Exercise task =
Reproduce every record below exactly as written, but leave out any pictures.

☆ ☆ ☆ ☆ ☆ ☆ ☆

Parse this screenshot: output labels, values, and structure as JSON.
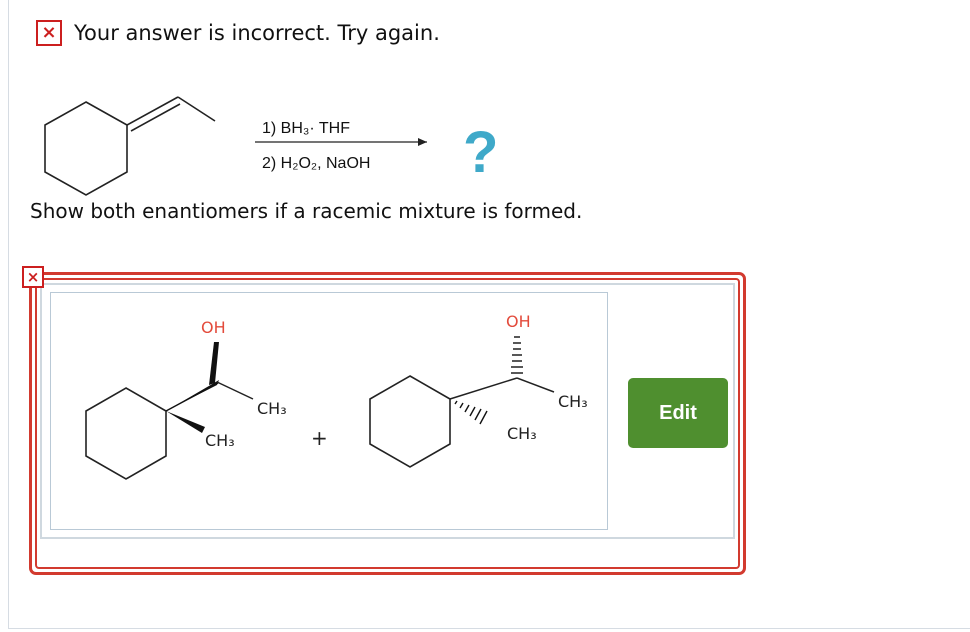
{
  "feedback": {
    "status_symbol": "×",
    "message": "Your answer is incorrect.  Try again."
  },
  "reaction": {
    "reagent_step1": "1) BH₃· THF",
    "reagent_step2": "2) H₂O₂, NaOH",
    "product_placeholder": "?"
  },
  "instruction": "Show both enantiomers if a racemic mixture is formed.",
  "answer": {
    "status_symbol": "×",
    "oh_label": "OH",
    "ch3_label": "CH₃",
    "plus_sign": "+",
    "edit_label": "Edit"
  },
  "colors": {
    "error_red": "#cc1f1f",
    "answer_border": "#d23a2f",
    "edit_button": "#4f8f2f",
    "question_mark": "#3fa9c9",
    "oh_red": "#e34b3c"
  },
  "icons": {
    "incorrect": "x-mark-icon",
    "unknown_product": "question-mark-icon"
  }
}
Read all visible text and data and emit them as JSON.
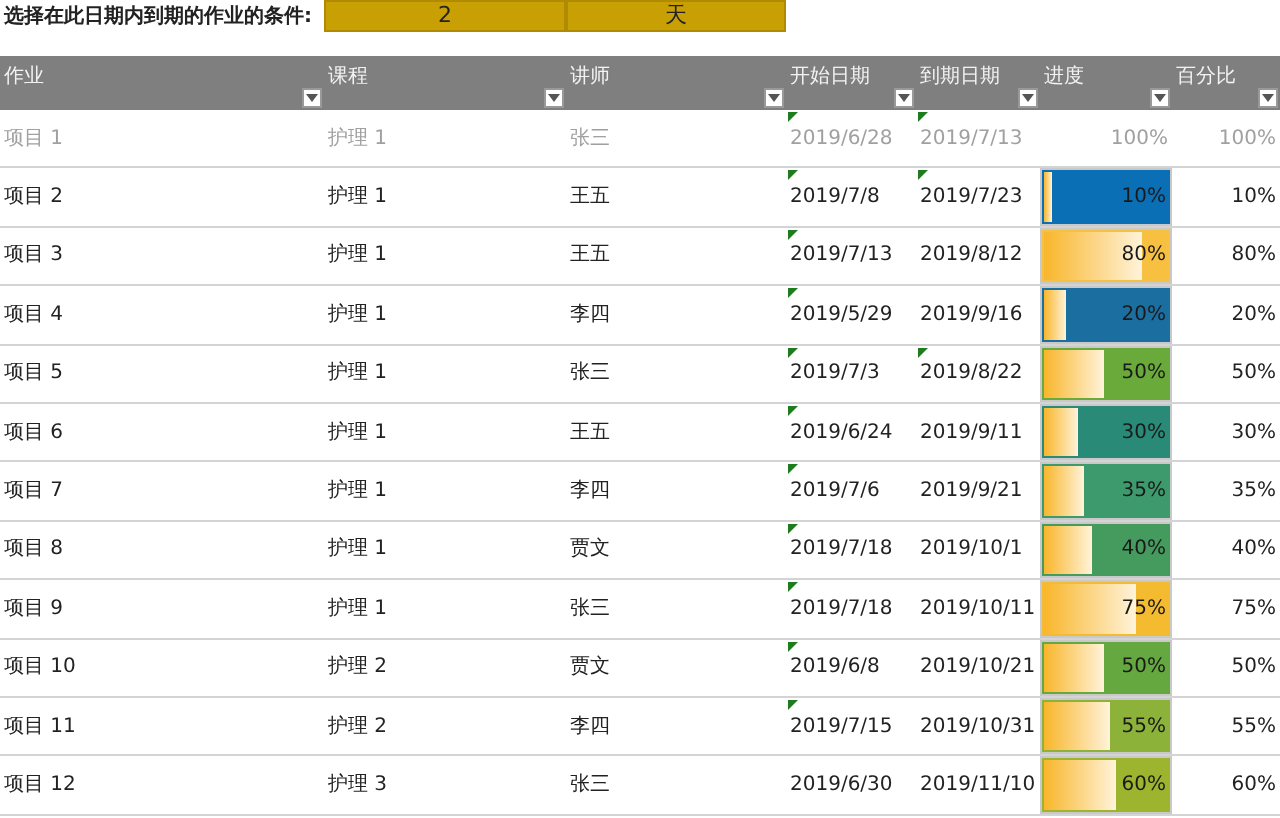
{
  "condition": {
    "label": "选择在此日期内到期的作业的条件:",
    "value": "2",
    "unit": "天"
  },
  "columns": [
    {
      "label": "作业"
    },
    {
      "label": "课程"
    },
    {
      "label": "讲师"
    },
    {
      "label": "开始日期"
    },
    {
      "label": "到期日期"
    },
    {
      "label": "进度"
    },
    {
      "label": "百分比"
    }
  ],
  "rows": [
    {
      "task": "项目 1",
      "course": "护理 1",
      "teacher": "张三",
      "start": {
        "text": "2019/6/28",
        "flagged": true
      },
      "due": {
        "text": "2019/7/13",
        "flagged": true
      },
      "completed": true,
      "progress": {
        "text": "100%"
      },
      "percent": "100%"
    },
    {
      "task": "项目 2",
      "course": "护理 1",
      "teacher": "王五",
      "start": {
        "text": "2019/7/8",
        "flagged": true
      },
      "due": {
        "text": "2019/7/23",
        "flagged": true
      },
      "completed": false,
      "progress": {
        "text": "10%",
        "level": 0.1,
        "color": "#0a6fb5"
      },
      "percent": "10%"
    },
    {
      "task": "项目 3",
      "course": "护理 1",
      "teacher": "王五",
      "start": {
        "text": "2019/7/13",
        "flagged": true
      },
      "due": {
        "text": "2019/8/12",
        "flagged": false
      },
      "completed": false,
      "progress": {
        "text": "80%",
        "level": 0.8,
        "color": "#f7c040"
      },
      "percent": "80%"
    },
    {
      "task": "项目 4",
      "course": "护理 1",
      "teacher": "李四",
      "start": {
        "text": "2019/5/29",
        "flagged": true
      },
      "due": {
        "text": "2019/9/16",
        "flagged": false
      },
      "completed": false,
      "progress": {
        "text": "20%",
        "level": 0.2,
        "color": "#1b6fa0"
      },
      "percent": "20%"
    },
    {
      "task": "项目 5",
      "course": "护理 1",
      "teacher": "张三",
      "start": {
        "text": "2019/7/3",
        "flagged": true
      },
      "due": {
        "text": "2019/8/22",
        "flagged": true
      },
      "completed": false,
      "progress": {
        "text": "50%",
        "level": 0.5,
        "color": "#6aaa3a"
      },
      "percent": "50%"
    },
    {
      "task": "项目 6",
      "course": "护理 1",
      "teacher": "王五",
      "start": {
        "text": "2019/6/24",
        "flagged": true
      },
      "due": {
        "text": "2019/9/11",
        "flagged": false
      },
      "completed": false,
      "progress": {
        "text": "30%",
        "level": 0.3,
        "color": "#2a8a78"
      },
      "percent": "30%"
    },
    {
      "task": "项目 7",
      "course": "护理 1",
      "teacher": "李四",
      "start": {
        "text": "2019/7/6",
        "flagged": true
      },
      "due": {
        "text": "2019/9/21",
        "flagged": false
      },
      "completed": false,
      "progress": {
        "text": "35%",
        "level": 0.35,
        "color": "#3d9a6c"
      },
      "percent": "35%"
    },
    {
      "task": "项目 8",
      "course": "护理 1",
      "teacher": "贾文",
      "start": {
        "text": "2019/7/18",
        "flagged": true
      },
      "due": {
        "text": "2019/10/1",
        "flagged": false
      },
      "completed": false,
      "progress": {
        "text": "40%",
        "level": 0.4,
        "color": "#459a5e"
      },
      "percent": "40%"
    },
    {
      "task": "项目 9",
      "course": "护理 1",
      "teacher": "张三",
      "start": {
        "text": "2019/7/18",
        "flagged": true
      },
      "due": {
        "text": "2019/10/11",
        "flagged": false
      },
      "completed": false,
      "progress": {
        "text": "75%",
        "level": 0.75,
        "color": "#f5bb30"
      },
      "percent": "75%"
    },
    {
      "task": "项目 10",
      "course": "护理 2",
      "teacher": "贾文",
      "start": {
        "text": "2019/6/8",
        "flagged": true
      },
      "due": {
        "text": "2019/10/21",
        "flagged": false
      },
      "completed": false,
      "progress": {
        "text": "50%",
        "level": 0.5,
        "color": "#65a840"
      },
      "percent": "50%"
    },
    {
      "task": "项目 11",
      "course": "护理 2",
      "teacher": "李四",
      "start": {
        "text": "2019/7/15",
        "flagged": true
      },
      "due": {
        "text": "2019/10/31",
        "flagged": false
      },
      "completed": false,
      "progress": {
        "text": "55%",
        "level": 0.55,
        "color": "#8cb23a"
      },
      "percent": "55%"
    },
    {
      "task": "项目 12",
      "course": "护理 3",
      "teacher": "张三",
      "start": {
        "text": "2019/6/30",
        "flagged": false
      },
      "due": {
        "text": "2019/11/10",
        "flagged": false
      },
      "completed": false,
      "progress": {
        "text": "60%",
        "level": 0.6,
        "color": "#9db52e"
      },
      "percent": "60%"
    }
  ]
}
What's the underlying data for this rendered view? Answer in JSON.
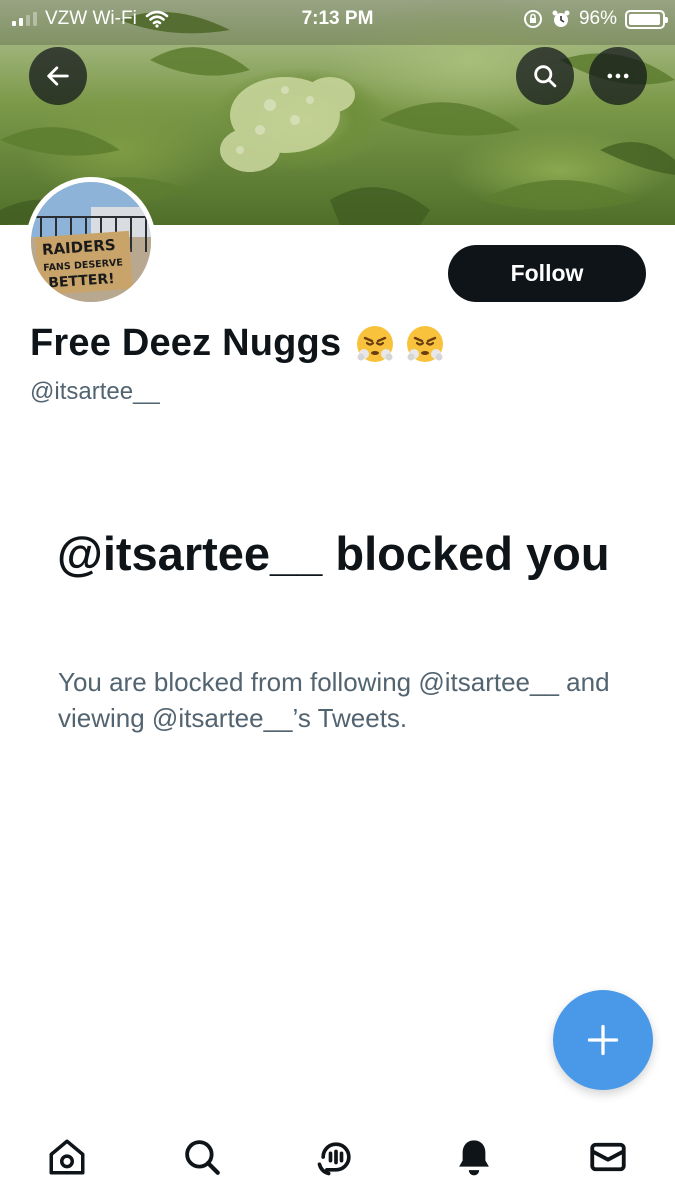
{
  "status_bar": {
    "carrier": "VZW Wi-Fi",
    "time": "7:13 PM",
    "battery_percent": "96%",
    "battery_level": 0.96,
    "icons": [
      "signal-bars-icon",
      "wifi-icon",
      "orientation-lock-icon",
      "alarm-icon",
      "battery-icon"
    ]
  },
  "header": {
    "back_icon": "arrow-left-icon",
    "search_icon": "search-icon",
    "more_icon": "more-horizontal-icon"
  },
  "profile": {
    "avatar_sign_text": [
      "RAIDERS",
      "FANS DESERVE",
      "BETTER!"
    ],
    "display_name": "Free Deez Nuggs",
    "name_emojis": [
      "face-with-steam-emoji",
      "face-with-steam-emoji"
    ],
    "handle": "@itsartee__",
    "follow_label": "Follow"
  },
  "blocked_notice": {
    "title": "@itsartee__ blocked you",
    "description": "You are blocked from following @itsartee__ and viewing @itsartee__’s Tweets."
  },
  "fab": {
    "icon": "plus-icon"
  },
  "bottom_nav": {
    "items": [
      "home-icon",
      "search-icon",
      "spaces-icon",
      "notifications-bell-icon",
      "messages-envelope-icon"
    ],
    "active": "notifications-bell-icon"
  },
  "colors": {
    "accent": "#4a99e9",
    "primary_text": "#0f1419",
    "secondary_text": "#536471",
    "follow_button": "#0f1419"
  }
}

☆ ☆ ☆ ☆ ☆ ☆ ☆

Answer to this problem =
Parse this screenshot: output labels, values, and structure as JSON.
{
  "feedback": {
    "status_symbol": "×",
    "message": "Your answer is incorrect.  Try again."
  },
  "reaction": {
    "reagent_step1": "1) BH₃· THF",
    "reagent_step2": "2) H₂O₂, NaOH",
    "product_placeholder": "?"
  },
  "instruction": "Show both enantiomers if a racemic mixture is formed.",
  "answer": {
    "status_symbol": "×",
    "oh_label": "OH",
    "ch3_label": "CH₃",
    "plus_sign": "+",
    "edit_label": "Edit"
  },
  "colors": {
    "error_red": "#cc1f1f",
    "answer_border": "#d23a2f",
    "edit_button": "#4f8f2f",
    "question_mark": "#3fa9c9",
    "oh_red": "#e34b3c"
  },
  "icons": {
    "incorrect": "x-mark-icon",
    "unknown_product": "question-mark-icon"
  }
}
Read all visible text and data and emit them as JSON.
{
  "condition": {
    "label": "选择在此日期内到期的作业的条件:",
    "value": "2",
    "unit": "天"
  },
  "columns": [
    {
      "label": "作业"
    },
    {
      "label": "课程"
    },
    {
      "label": "讲师"
    },
    {
      "label": "开始日期"
    },
    {
      "label": "到期日期"
    },
    {
      "label": "进度"
    },
    {
      "label": "百分比"
    }
  ],
  "rows": [
    {
      "task": "项目 1",
      "course": "护理 1",
      "teacher": "张三",
      "start": {
        "text": "2019/6/28",
        "flagged": true
      },
      "due": {
        "text": "2019/7/13",
        "flagged": true
      },
      "completed": true,
      "progress": {
        "text": "100%"
      },
      "percent": "100%"
    },
    {
      "task": "项目 2",
      "course": "护理 1",
      "teacher": "王五",
      "start": {
        "text": "2019/7/8",
        "flagged": true
      },
      "due": {
        "text": "2019/7/23",
        "flagged": true
      },
      "completed": false,
      "progress": {
        "text": "10%",
        "level": 0.1,
        "color": "#0a6fb5"
      },
      "percent": "10%"
    },
    {
      "task": "项目 3",
      "course": "护理 1",
      "teacher": "王五",
      "start": {
        "text": "2019/7/13",
        "flagged": true
      },
      "due": {
        "text": "2019/8/12",
        "flagged": false
      },
      "completed": false,
      "progress": {
        "text": "80%",
        "level": 0.8,
        "color": "#f7c040"
      },
      "percent": "80%"
    },
    {
      "task": "项目 4",
      "course": "护理 1",
      "teacher": "李四",
      "start": {
        "text": "2019/5/29",
        "flagged": true
      },
      "due": {
        "text": "2019/9/16",
        "flagged": false
      },
      "completed": false,
      "progress": {
        "text": "20%",
        "level": 0.2,
        "color": "#1b6fa0"
      },
      "percent": "20%"
    },
    {
      "task": "项目 5",
      "course": "护理 1",
      "teacher": "张三",
      "start": {
        "text": "2019/7/3",
        "flagged": true
      },
      "due": {
        "text": "2019/8/22",
        "flagged": true
      },
      "completed": false,
      "progress": {
        "text": "50%",
        "level": 0.5,
        "color": "#6aaa3a"
      },
      "percent": "50%"
    },
    {
      "task": "项目 6",
      "course": "护理 1",
      "teacher": "王五",
      "start": {
        "text": "2019/6/24",
        "flagged": true
      },
      "due": {
        "text": "2019/9/11",
        "flagged": false
      },
      "completed": false,
      "progress": {
        "text": "30%",
        "level": 0.3,
        "color": "#2a8a78"
      },
      "percent": "30%"
    },
    {
      "task": "项目 7",
      "course": "护理 1",
      "teacher": "李四",
      "start": {
        "text": "2019/7/6",
        "flagged": true
      },
      "due": {
        "text": "2019/9/21",
        "flagged": false
      },
      "completed": false,
      "progress": {
        "text": "35%",
        "level": 0.35,
        "color": "#3d9a6c"
      },
      "percent": "35%"
    },
    {
      "task": "项目 8",
      "course": "护理 1",
      "teacher": "贾文",
      "start": {
        "text": "2019/7/18",
        "flagged": true
      },
      "due": {
        "text": "2019/10/1",
        "flagged": false
      },
      "completed": false,
      "progress": {
        "text": "40%",
        "level": 0.4,
        "color": "#459a5e"
      },
      "percent": "40%"
    },
    {
      "task": "项目 9",
      "course": "护理 1",
      "teacher": "张三",
      "start": {
        "text": "2019/7/18",
        "flagged": true
      },
      "due": {
        "text": "2019/10/11",
        "flagged": false
      },
      "completed": false,
      "progress": {
        "text": "75%",
        "level": 0.75,
        "color": "#f5bb30"
      },
      "percent": "75%"
    },
    {
      "task": "项目 10",
      "course": "护理 2",
      "teacher": "贾文",
      "start": {
        "text": "2019/6/8",
        "flagged": true
      },
      "due": {
        "text": "2019/10/21",
        "flagged": false
      },
      "completed": false,
      "progress": {
        "text": "50%",
        "level": 0.5,
        "color": "#65a840"
      },
      "percent": "50%"
    },
    {
      "task": "项目 11",
      "course": "护理 2",
      "teacher": "李四",
      "start": {
        "text": "2019/7/15",
        "flagged": true
      },
      "due": {
        "text": "2019/10/31",
        "flagged": false
      },
      "completed": false,
      "progress": {
        "text": "55%",
        "level": 0.55,
        "color": "#8cb23a"
      },
      "percent": "55%"
    },
    {
      "task": "项目 12",
      "course": "护理 3",
      "teacher": "张三",
      "start": {
        "text": "2019/6/30",
        "flagged": false
      },
      "due": {
        "text": "2019/11/10",
        "flagged": false
      },
      "completed": false,
      "progress": {
        "text": "60%",
        "level": 0.6,
        "color": "#9db52e"
      },
      "percent": "60%"
    }
  ]
}
What's the underlying data for this rendered view? Answer in JSON.
{
  "status_bar": {
    "carrier": "VZW Wi-Fi",
    "time": "7:13 PM",
    "battery_percent": "96%",
    "battery_level": 0.96,
    "icons": [
      "signal-bars-icon",
      "wifi-icon",
      "orientation-lock-icon",
      "alarm-icon",
      "battery-icon"
    ]
  },
  "header": {
    "back_icon": "arrow-left-icon",
    "search_icon": "search-icon",
    "more_icon": "more-horizontal-icon"
  },
  "profile": {
    "avatar_sign_text": [
      "RAIDERS",
      "FANS DESERVE",
      "BETTER!"
    ],
    "display_name": "Free Deez Nuggs",
    "name_emojis": [
      "face-with-steam-emoji",
      "face-with-steam-emoji"
    ],
    "handle": "@itsartee__",
    "follow_label": "Follow"
  },
  "blocked_notice": {
    "title": "@itsartee__ blocked you",
    "description": "You are blocked from following @itsartee__ and viewing @itsartee__’s Tweets."
  },
  "fab": {
    "icon": "plus-icon"
  },
  "bottom_nav": {
    "items": [
      "home-icon",
      "search-icon",
      "spaces-icon",
      "notifications-bell-icon",
      "messages-envelope-icon"
    ],
    "active": "notifications-bell-icon"
  },
  "colors": {
    "accent": "#4a99e9",
    "primary_text": "#0f1419",
    "secondary_text": "#536471",
    "follow_button": "#0f1419"
  }
}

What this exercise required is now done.